--- Problem requirements ---
Please retype the data in full and exactly; the pictures are not part of the copy.
------------------------------
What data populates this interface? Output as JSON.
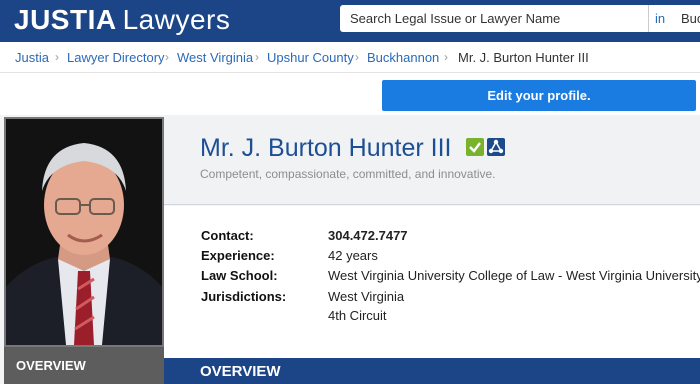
{
  "header": {
    "brand": "JUSTIA",
    "brand_sub": "Lawyers",
    "search_placeholder": "Search Legal Issue or Lawyer Name",
    "search_in": "in",
    "search_location": "Buc"
  },
  "breadcrumb": {
    "items": [
      "Justia",
      "Lawyer Directory",
      "West Virginia",
      "Upshur County",
      "Buckhannon"
    ],
    "current": "Mr. J. Burton Hunter III"
  },
  "profile": {
    "edit_label": "Edit your profile.",
    "name": "Mr. J. Burton Hunter III",
    "tagline": "Competent, compassionate, committed, and innovative.",
    "verified_icon": "check-badge-icon",
    "network_icon": "network-badge-icon",
    "accent_color": "#1d4f95",
    "verified_color": "#79b32c"
  },
  "details": {
    "contact_label": "Contact:",
    "contact_value": "304.472.7477",
    "experience_label": "Experience:",
    "experience_value": "42 years",
    "school_label": "Law School:",
    "school_value": "West Virginia University College of Law - West Virginia University",
    "jurisdictions_label": "Jurisdictions:",
    "jurisdictions": [
      "West Virginia",
      "4th Circuit"
    ]
  },
  "tabs": {
    "overview_left": "OVERVIEW",
    "overview_main": "OVERVIEW"
  }
}
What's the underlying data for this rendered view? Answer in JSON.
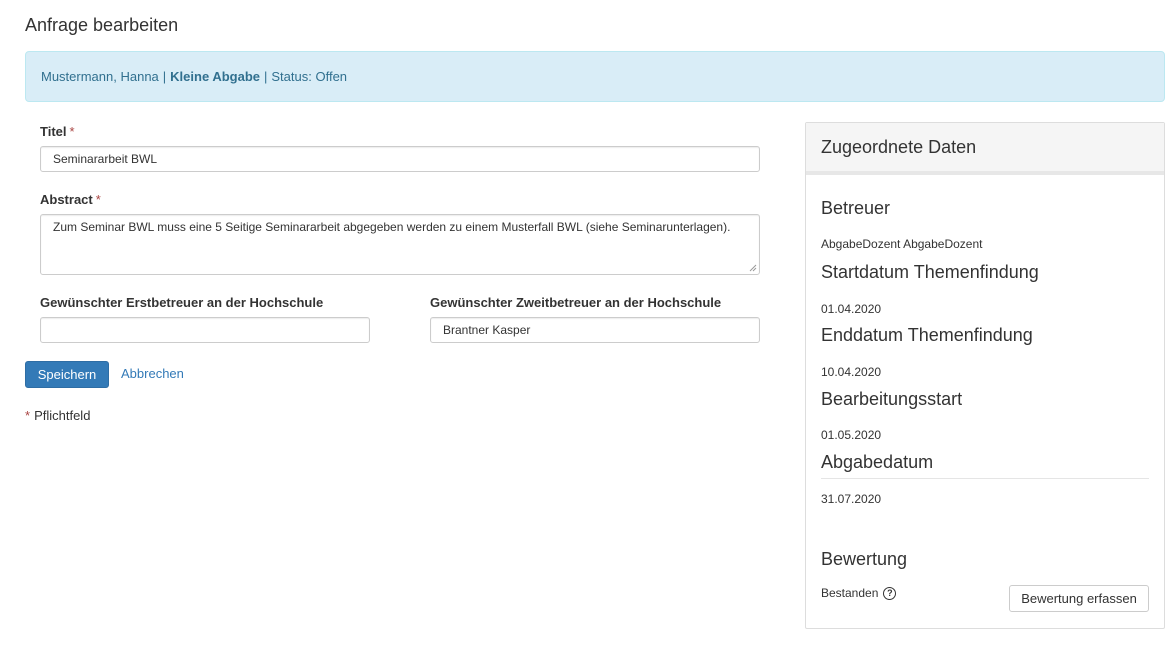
{
  "page": {
    "title": "Anfrage bearbeiten"
  },
  "banner": {
    "name": "Mustermann, Hanna",
    "separator1": "|",
    "type": "Kleine Abgabe",
    "separator2": "|",
    "status": "Status: Offen"
  },
  "form": {
    "title": {
      "label": "Titel",
      "required_mark": "*",
      "value": "Seminararbeit BWL"
    },
    "abstract": {
      "label": "Abstract",
      "required_mark": "*",
      "value": "Zum Seminar BWL muss eine 5 Seitige Seminararbeit abgegeben werden zu einem Musterfall BWL (siehe Seminarunterlagen)."
    },
    "first_supervisor": {
      "label": "Gewünschter Erstbetreuer an der Hochschule",
      "value": ""
    },
    "second_supervisor": {
      "label": "Gewünschter Zweitbetreuer an der Hochschule",
      "value": "Brantner Kasper"
    },
    "save_label": "Speichern",
    "cancel_label": "Abbrechen",
    "required_note": {
      "mark": "*",
      "text": "Pflichtfeld"
    }
  },
  "panel": {
    "heading": "Zugeordnete Daten",
    "sections": [
      {
        "title": "Betreuer",
        "value": "AbgabeDozent AbgabeDozent"
      },
      {
        "title": "Startdatum Themenfindung",
        "value": "01.04.2020"
      },
      {
        "title": "Enddatum Themenfindung",
        "value": "10.04.2020"
      },
      {
        "title": "Bearbeitungsstart",
        "value": "01.05.2020"
      },
      {
        "title": "Abgabedatum",
        "value": "31.07.2020"
      }
    ],
    "grading": {
      "title": "Bewertung",
      "value": "Bestanden",
      "help_glyph": "?",
      "button_label": "Bewertung erfassen"
    }
  },
  "colors": {
    "primary": "#337ab7",
    "banner_bg": "#d9edf7",
    "banner_text": "#31708f",
    "required": "#a94442"
  }
}
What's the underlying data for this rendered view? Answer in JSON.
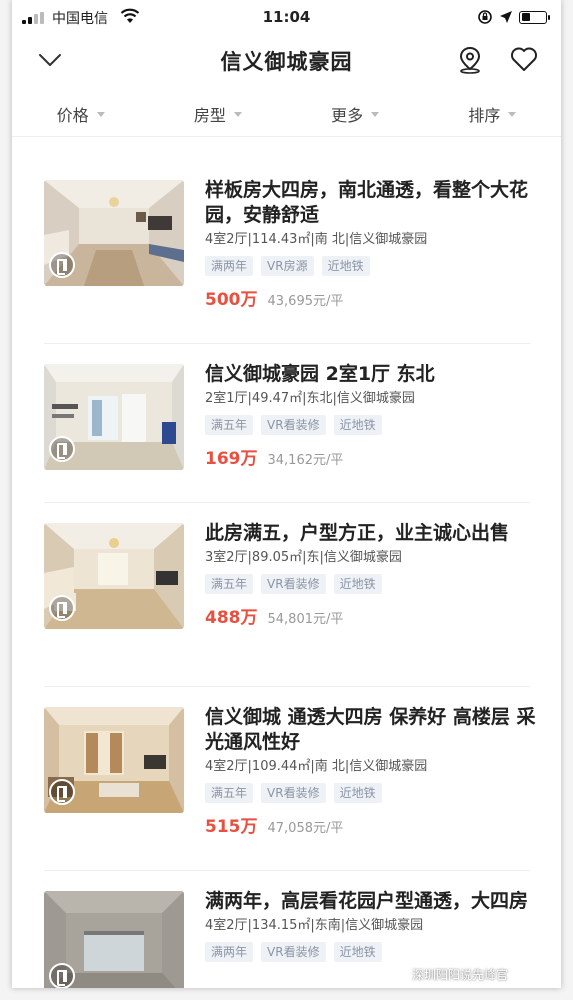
{
  "status": {
    "carrier": "中国电信",
    "time": "11:04"
  },
  "nav": {
    "title": "信义御城豪园"
  },
  "filters": [
    "价格",
    "房型",
    "更多",
    "排序"
  ],
  "listings": [
    {
      "title": "样板房大四房，南北通透，看整个大花园，安静舒适",
      "meta": "4室2厅|114.43㎡|南 北|信义御城豪园",
      "tags": [
        "满两年",
        "VR房源",
        "近地铁"
      ],
      "price": "500万",
      "unit_price": "43,695元/平"
    },
    {
      "title": "信义御城豪园 2室1厅 东北",
      "meta": "2室1厅|49.47㎡|东北|信义御城豪园",
      "tags": [
        "满五年",
        "VR看装修",
        "近地铁"
      ],
      "price": "169万",
      "unit_price": "34,162元/平"
    },
    {
      "title": "此房满五，户型方正，业主诚心出售",
      "meta": "3室2厅|89.05㎡|东|信义御城豪园",
      "tags": [
        "满五年",
        "VR看装修",
        "近地铁"
      ],
      "price": "488万",
      "unit_price": "54,801元/平"
    },
    {
      "title": "信义御城 通透大四房 保养好 高楼层 采光通风性好",
      "meta": "4室2厅|109.44㎡|南 北|信义御城豪园",
      "tags": [
        "满五年",
        "VR看装修",
        "近地铁"
      ],
      "price": "515万",
      "unit_price": "47,058元/平"
    },
    {
      "title": "满两年，高层看花园户型通透，大四房",
      "meta": "4室2厅|134.15㎡|东南|信义御城豪园",
      "tags": [
        "满两年",
        "VR看装修",
        "近地铁"
      ],
      "price": "",
      "unit_price": ""
    }
  ],
  "watermark": "深圳阳阳说先峰官",
  "icons": [
    "signal-icon",
    "wifi-icon",
    "lock-rotation-icon",
    "location-arrow-icon",
    "battery-icon",
    "chevron-down-icon",
    "map-pin-icon",
    "heart-icon",
    "vr-icon"
  ],
  "colors": {
    "price": "#e8503f",
    "tag_bg": "#eef1f6",
    "tag_text": "#8b95a5"
  }
}
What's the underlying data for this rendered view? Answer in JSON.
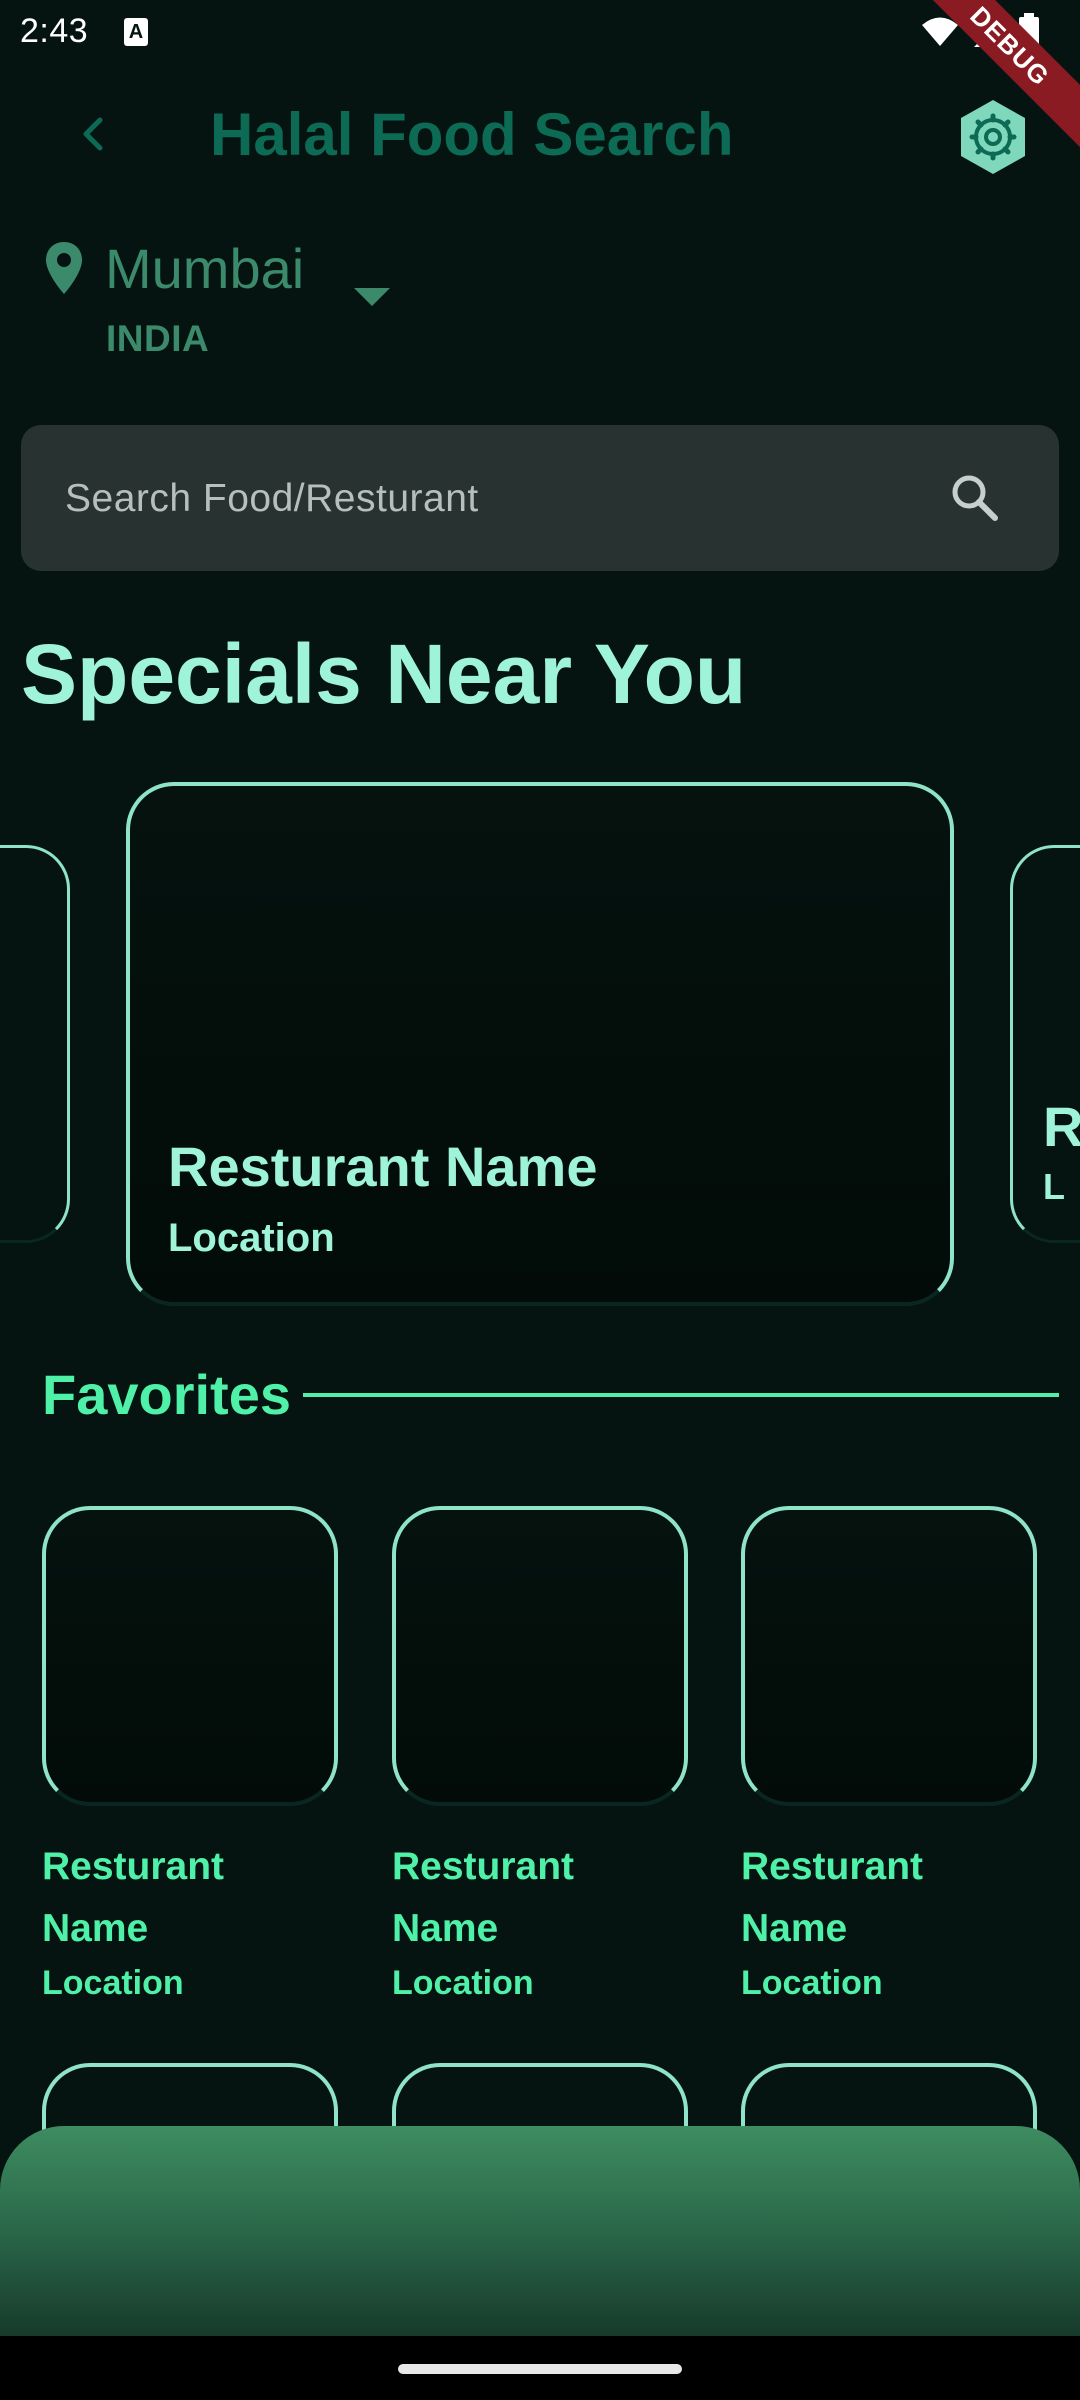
{
  "status_bar": {
    "time": "2:43",
    "notification_glyph": "A"
  },
  "debug_banner": "DEBUG",
  "app_bar": {
    "title": "Halal Food Search",
    "back_icon": "chevron-left-icon",
    "settings_icon": "gear-icon"
  },
  "location": {
    "city": "Mumbai",
    "country": "INDIA"
  },
  "search": {
    "placeholder": "Search Food/Resturant",
    "value": ""
  },
  "specials": {
    "title": "Specials Near You",
    "featured": {
      "name": "Resturant Name",
      "location": "Location"
    },
    "peek_right": {
      "name": "R",
      "location": "L"
    }
  },
  "favorites": {
    "title": "Favorites",
    "items": [
      {
        "name": "Resturant Name",
        "location": "Location"
      },
      {
        "name": "Resturant Name",
        "location": "Location"
      },
      {
        "name": "Resturant Name",
        "location": "Location"
      }
    ]
  },
  "colors": {
    "background": "#051410",
    "accent": "#9ff3d9",
    "favorites_accent": "#4ff0a8",
    "title_green": "#0d6a55",
    "location_green": "#3b8a6b"
  }
}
------------------------------
--- Answer to the task ---
What data populates this interface? Output as JSON.
{
  "header": {
    "brand": "JUSTIA",
    "brand_sub": "Lawyers",
    "search_placeholder": "Search Legal Issue or Lawyer Name",
    "search_in": "in",
    "search_location": "Buc"
  },
  "breadcrumb": {
    "items": [
      "Justia",
      "Lawyer Directory",
      "West Virginia",
      "Upshur County",
      "Buckhannon"
    ],
    "current": "Mr. J. Burton Hunter III"
  },
  "profile": {
    "edit_label": "Edit your profile.",
    "name": "Mr. J. Burton Hunter III",
    "tagline": "Competent, compassionate, committed, and innovative.",
    "verified_icon": "check-badge-icon",
    "network_icon": "network-badge-icon",
    "accent_color": "#1d4f95",
    "verified_color": "#79b32c"
  },
  "details": {
    "contact_label": "Contact:",
    "contact_value": "304.472.7477",
    "experience_label": "Experience:",
    "experience_value": "42 years",
    "school_label": "Law School:",
    "school_value": "West Virginia University College of Law - West Virginia University",
    "jurisdictions_label": "Jurisdictions:",
    "jurisdictions": [
      "West Virginia",
      "4th Circuit"
    ]
  },
  "tabs": {
    "overview_left": "OVERVIEW",
    "overview_main": "OVERVIEW"
  }
}
What's the underlying data for this rendered view? Answer in JSON.
{
  "page": {
    "title": "Anfrage bearbeiten"
  },
  "banner": {
    "name": "Mustermann, Hanna",
    "separator1": "|",
    "type": "Kleine Abgabe",
    "separator2": "|",
    "status": "Status: Offen"
  },
  "form": {
    "title": {
      "label": "Titel",
      "required_mark": "*",
      "value": "Seminararbeit BWL"
    },
    "abstract": {
      "label": "Abstract",
      "required_mark": "*",
      "value": "Zum Seminar BWL muss eine 5 Seitige Seminararbeit abgegeben werden zu einem Musterfall BWL (siehe Seminarunterlagen)."
    },
    "first_supervisor": {
      "label": "Gewünschter Erstbetreuer an der Hochschule",
      "value": ""
    },
    "second_supervisor": {
      "label": "Gewünschter Zweitbetreuer an der Hochschule",
      "value": "Brantner Kasper"
    },
    "save_label": "Speichern",
    "cancel_label": "Abbrechen",
    "required_note": {
      "mark": "*",
      "text": "Pflichtfeld"
    }
  },
  "panel": {
    "heading": "Zugeordnete Daten",
    "sections": [
      {
        "title": "Betreuer",
        "value": "AbgabeDozent AbgabeDozent"
      },
      {
        "title": "Startdatum Themenfindung",
        "value": "01.04.2020"
      },
      {
        "title": "Enddatum Themenfindung",
        "value": "10.04.2020"
      },
      {
        "title": "Bearbeitungsstart",
        "value": "01.05.2020"
      },
      {
        "title": "Abgabedatum",
        "value": "31.07.2020"
      }
    ],
    "grading": {
      "title": "Bewertung",
      "value": "Bestanden",
      "help_glyph": "?",
      "button_label": "Bewertung erfassen"
    }
  },
  "colors": {
    "primary": "#337ab7",
    "banner_bg": "#d9edf7",
    "banner_text": "#31708f",
    "required": "#a94442"
  }
}
What's the underlying data for this rendered view? Answer in JSON.
{
  "status": {
    "carrier": "中国电信",
    "time": "11:04"
  },
  "nav": {
    "title": "信义御城豪园"
  },
  "filters": [
    "价格",
    "房型",
    "更多",
    "排序"
  ],
  "listings": [
    {
      "title": "样板房大四房，南北通透，看整个大花园，安静舒适",
      "meta": "4室2厅|114.43㎡|南 北|信义御城豪园",
      "tags": [
        "满两年",
        "VR房源",
        "近地铁"
      ],
      "price": "500万",
      "unit_price": "43,695元/平"
    },
    {
      "title": "信义御城豪园 2室1厅 东北",
      "meta": "2室1厅|49.47㎡|东北|信义御城豪园",
      "tags": [
        "满五年",
        "VR看装修",
        "近地铁"
      ],
      "price": "169万",
      "unit_price": "34,162元/平"
    },
    {
      "title": "此房满五，户型方正，业主诚心出售",
      "meta": "3室2厅|89.05㎡|东|信义御城豪园",
      "tags": [
        "满五年",
        "VR看装修",
        "近地铁"
      ],
      "price": "488万",
      "unit_price": "54,801元/平"
    },
    {
      "title": "信义御城 通透大四房 保养好 高楼层 采光通风性好",
      "meta": "4室2厅|109.44㎡|南 北|信义御城豪园",
      "tags": [
        "满五年",
        "VR看装修",
        "近地铁"
      ],
      "price": "515万",
      "unit_price": "47,058元/平"
    },
    {
      "title": "满两年，高层看花园户型通透，大四房",
      "meta": "4室2厅|134.15㎡|东南|信义御城豪园",
      "tags": [
        "满两年",
        "VR看装修",
        "近地铁"
      ],
      "price": "",
      "unit_price": ""
    }
  ],
  "watermark": "深圳阳阳说先峰官",
  "icons": [
    "signal-icon",
    "wifi-icon",
    "lock-rotation-icon",
    "location-arrow-icon",
    "battery-icon",
    "chevron-down-icon",
    "map-pin-icon",
    "heart-icon",
    "vr-icon"
  ],
  "colors": {
    "price": "#e8503f",
    "tag_bg": "#eef1f6",
    "tag_text": "#8b95a5"
  }
}
What's the underlying data for this rendered view? Answer in JSON.
{
  "status_bar": {
    "time": "2:43",
    "notification_glyph": "A"
  },
  "debug_banner": "DEBUG",
  "app_bar": {
    "title": "Halal Food Search",
    "back_icon": "chevron-left-icon",
    "settings_icon": "gear-icon"
  },
  "location": {
    "city": "Mumbai",
    "country": "INDIA"
  },
  "search": {
    "placeholder": "Search Food/Resturant",
    "value": ""
  },
  "specials": {
    "title": "Specials Near You",
    "featured": {
      "name": "Resturant Name",
      "location": "Location"
    },
    "peek_right": {
      "name": "R",
      "location": "L"
    }
  },
  "favorites": {
    "title": "Favorites",
    "items": [
      {
        "name": "Resturant Name",
        "location": "Location"
      },
      {
        "name": "Resturant Name",
        "location": "Location"
      },
      {
        "name": "Resturant Name",
        "location": "Location"
      }
    ]
  },
  "colors": {
    "background": "#051410",
    "accent": "#9ff3d9",
    "favorites_accent": "#4ff0a8",
    "title_green": "#0d6a55",
    "location_green": "#3b8a6b"
  }
}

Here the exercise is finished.